◆ WHAT YOU ARE ASKED TO DO ◆
Could you write out the records below exactly as they appear?

--- SOURCE DATA ---

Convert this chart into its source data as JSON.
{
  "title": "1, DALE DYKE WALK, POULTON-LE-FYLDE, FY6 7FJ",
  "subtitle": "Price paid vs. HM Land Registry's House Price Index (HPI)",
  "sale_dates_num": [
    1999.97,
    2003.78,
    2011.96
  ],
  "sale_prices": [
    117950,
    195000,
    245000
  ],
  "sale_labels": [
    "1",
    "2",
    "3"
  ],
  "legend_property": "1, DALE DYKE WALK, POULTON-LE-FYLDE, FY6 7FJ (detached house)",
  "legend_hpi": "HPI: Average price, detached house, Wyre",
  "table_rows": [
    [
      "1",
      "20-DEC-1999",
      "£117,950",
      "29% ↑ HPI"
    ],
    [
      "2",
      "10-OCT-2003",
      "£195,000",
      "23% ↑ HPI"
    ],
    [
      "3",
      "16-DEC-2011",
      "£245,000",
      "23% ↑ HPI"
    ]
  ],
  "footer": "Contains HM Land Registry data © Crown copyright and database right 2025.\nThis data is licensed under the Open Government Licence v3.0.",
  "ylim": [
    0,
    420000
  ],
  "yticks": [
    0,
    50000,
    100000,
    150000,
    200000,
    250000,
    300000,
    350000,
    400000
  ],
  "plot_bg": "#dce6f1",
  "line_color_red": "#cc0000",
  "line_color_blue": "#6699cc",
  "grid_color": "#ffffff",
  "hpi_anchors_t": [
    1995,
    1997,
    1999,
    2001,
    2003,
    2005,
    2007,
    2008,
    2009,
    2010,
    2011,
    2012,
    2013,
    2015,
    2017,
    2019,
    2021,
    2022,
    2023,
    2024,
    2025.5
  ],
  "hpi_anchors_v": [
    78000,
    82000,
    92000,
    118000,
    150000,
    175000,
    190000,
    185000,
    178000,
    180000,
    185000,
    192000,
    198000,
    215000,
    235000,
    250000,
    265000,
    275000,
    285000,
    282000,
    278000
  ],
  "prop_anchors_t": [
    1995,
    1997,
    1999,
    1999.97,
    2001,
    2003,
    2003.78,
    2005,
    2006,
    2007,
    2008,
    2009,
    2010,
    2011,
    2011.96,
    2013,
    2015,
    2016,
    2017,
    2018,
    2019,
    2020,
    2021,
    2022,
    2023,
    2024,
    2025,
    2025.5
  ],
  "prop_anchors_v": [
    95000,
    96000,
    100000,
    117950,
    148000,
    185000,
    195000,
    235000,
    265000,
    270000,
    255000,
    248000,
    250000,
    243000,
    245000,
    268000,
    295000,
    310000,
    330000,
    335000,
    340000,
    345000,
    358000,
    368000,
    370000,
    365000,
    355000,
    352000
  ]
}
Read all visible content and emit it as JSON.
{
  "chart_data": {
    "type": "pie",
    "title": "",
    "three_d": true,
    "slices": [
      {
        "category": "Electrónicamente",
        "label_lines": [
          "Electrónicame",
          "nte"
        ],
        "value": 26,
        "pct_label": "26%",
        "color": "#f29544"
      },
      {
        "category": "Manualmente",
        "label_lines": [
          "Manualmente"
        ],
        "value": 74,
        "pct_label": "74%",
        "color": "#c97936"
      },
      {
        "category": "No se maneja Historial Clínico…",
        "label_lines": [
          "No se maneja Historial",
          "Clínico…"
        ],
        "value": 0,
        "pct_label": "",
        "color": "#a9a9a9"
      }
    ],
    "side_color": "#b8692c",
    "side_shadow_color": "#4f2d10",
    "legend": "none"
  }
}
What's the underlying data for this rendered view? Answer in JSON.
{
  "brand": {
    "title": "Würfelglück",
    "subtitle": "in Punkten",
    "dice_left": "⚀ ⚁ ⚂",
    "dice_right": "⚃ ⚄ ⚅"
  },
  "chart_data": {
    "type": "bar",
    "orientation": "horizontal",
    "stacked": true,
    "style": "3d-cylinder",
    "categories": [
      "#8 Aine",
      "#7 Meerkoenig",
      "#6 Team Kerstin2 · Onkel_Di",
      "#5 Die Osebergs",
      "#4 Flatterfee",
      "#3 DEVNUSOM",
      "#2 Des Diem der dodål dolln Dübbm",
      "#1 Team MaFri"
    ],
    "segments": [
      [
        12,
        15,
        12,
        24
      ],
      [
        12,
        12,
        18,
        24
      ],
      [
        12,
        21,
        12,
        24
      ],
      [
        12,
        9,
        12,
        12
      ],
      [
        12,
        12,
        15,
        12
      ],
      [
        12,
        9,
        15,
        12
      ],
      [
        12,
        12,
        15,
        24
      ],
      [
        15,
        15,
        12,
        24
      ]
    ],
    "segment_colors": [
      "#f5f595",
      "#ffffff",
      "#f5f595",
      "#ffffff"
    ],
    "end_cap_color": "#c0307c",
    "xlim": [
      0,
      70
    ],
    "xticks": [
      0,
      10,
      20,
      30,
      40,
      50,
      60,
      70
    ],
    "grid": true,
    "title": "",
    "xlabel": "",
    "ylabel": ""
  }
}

---

◆ FINAL RESULT ◆
Convert this chart into its source data as JSON.
{
  "title": "1, DALE DYKE WALK, POULTON-LE-FYLDE, FY6 7FJ",
  "subtitle": "Price paid vs. HM Land Registry's House Price Index (HPI)",
  "sale_dates_num": [
    1999.97,
    2003.78,
    2011.96
  ],
  "sale_prices": [
    117950,
    195000,
    245000
  ],
  "sale_labels": [
    "1",
    "2",
    "3"
  ],
  "legend_property": "1, DALE DYKE WALK, POULTON-LE-FYLDE, FY6 7FJ (detached house)",
  "legend_hpi": "HPI: Average price, detached house, Wyre",
  "table_rows": [
    [
      "1",
      "20-DEC-1999",
      "£117,950",
      "29% ↑ HPI"
    ],
    [
      "2",
      "10-OCT-2003",
      "£195,000",
      "23% ↑ HPI"
    ],
    [
      "3",
      "16-DEC-2011",
      "£245,000",
      "23% ↑ HPI"
    ]
  ],
  "footer": "Contains HM Land Registry data © Crown copyright and database right 2025.\nThis data is licensed under the Open Government Licence v3.0.",
  "ylim": [
    0,
    420000
  ],
  "yticks": [
    0,
    50000,
    100000,
    150000,
    200000,
    250000,
    300000,
    350000,
    400000
  ],
  "plot_bg": "#dce6f1",
  "line_color_red": "#cc0000",
  "line_color_blue": "#6699cc",
  "grid_color": "#ffffff",
  "hpi_anchors_t": [
    1995,
    1997,
    1999,
    2001,
    2003,
    2005,
    2007,
    2008,
    2009,
    2010,
    2011,
    2012,
    2013,
    2015,
    2017,
    2019,
    2021,
    2022,
    2023,
    2024,
    2025.5
  ],
  "hpi_anchors_v": [
    78000,
    82000,
    92000,
    118000,
    150000,
    175000,
    190000,
    185000,
    178000,
    180000,
    185000,
    192000,
    198000,
    215000,
    235000,
    250000,
    265000,
    275000,
    285000,
    282000,
    278000
  ],
  "prop_anchors_t": [
    1995,
    1997,
    1999,
    1999.97,
    2001,
    2003,
    2003.78,
    2005,
    2006,
    2007,
    2008,
    2009,
    2010,
    2011,
    2011.96,
    2013,
    2015,
    2016,
    2017,
    2018,
    2019,
    2020,
    2021,
    2022,
    2023,
    2024,
    2025,
    2025.5
  ],
  "prop_anchors_v": [
    95000,
    96000,
    100000,
    117950,
    148000,
    185000,
    195000,
    235000,
    265000,
    270000,
    255000,
    248000,
    250000,
    243000,
    245000,
    268000,
    295000,
    310000,
    330000,
    335000,
    340000,
    345000,
    358000,
    368000,
    370000,
    365000,
    355000,
    352000
  ]
}
Read all visible content and emit it as JSON.
{
  "chart_data": {
    "type": "pie",
    "title": "",
    "three_d": true,
    "slices": [
      {
        "category": "Electrónicamente",
        "label_lines": [
          "Electrónicame",
          "nte"
        ],
        "value": 26,
        "pct_label": "26%",
        "color": "#f29544"
      },
      {
        "category": "Manualmente",
        "label_lines": [
          "Manualmente"
        ],
        "value": 74,
        "pct_label": "74%",
        "color": "#c97936"
      },
      {
        "category": "No se maneja Historial Clínico…",
        "label_lines": [
          "No se maneja Historial",
          "Clínico…"
        ],
        "value": 0,
        "pct_label": "",
        "color": "#a9a9a9"
      }
    ],
    "side_color": "#b8692c",
    "side_shadow_color": "#4f2d10",
    "legend": "none"
  }
}
What's the underlying data for this rendered view? Answer in JSON.
{
  "brand": {
    "title": "Würfelglück",
    "subtitle": "in Punkten",
    "dice_left": "⚀ ⚁ ⚂",
    "dice_right": "⚃ ⚄ ⚅"
  },
  "chart_data": {
    "type": "bar",
    "orientation": "horizontal",
    "stacked": true,
    "style": "3d-cylinder",
    "categories": [
      "#8 Aine",
      "#7 Meerkoenig",
      "#6 Team Kerstin2 · Onkel_Di",
      "#5 Die Osebergs",
      "#4 Flatterfee",
      "#3 DEVNUSOM",
      "#2 Des Diem der dodål dolln Dübbm",
      "#1 Team MaFri"
    ],
    "segments": [
      [
        12,
        15,
        12,
        24
      ],
      [
        12,
        12,
        18,
        24
      ],
      [
        12,
        21,
        12,
        24
      ],
      [
        12,
        9,
        12,
        12
      ],
      [
        12,
        12,
        15,
        12
      ],
      [
        12,
        9,
        15,
        12
      ],
      [
        12,
        12,
        15,
        24
      ],
      [
        15,
        15,
        12,
        24
      ]
    ],
    "segment_colors": [
      "#f5f595",
      "#ffffff",
      "#f5f595",
      "#ffffff"
    ],
    "end_cap_color": "#c0307c",
    "xlim": [
      0,
      70
    ],
    "xticks": [
      0,
      10,
      20,
      30,
      40,
      50,
      60,
      70
    ],
    "grid": true,
    "title": "",
    "xlabel": "",
    "ylabel": ""
  }
}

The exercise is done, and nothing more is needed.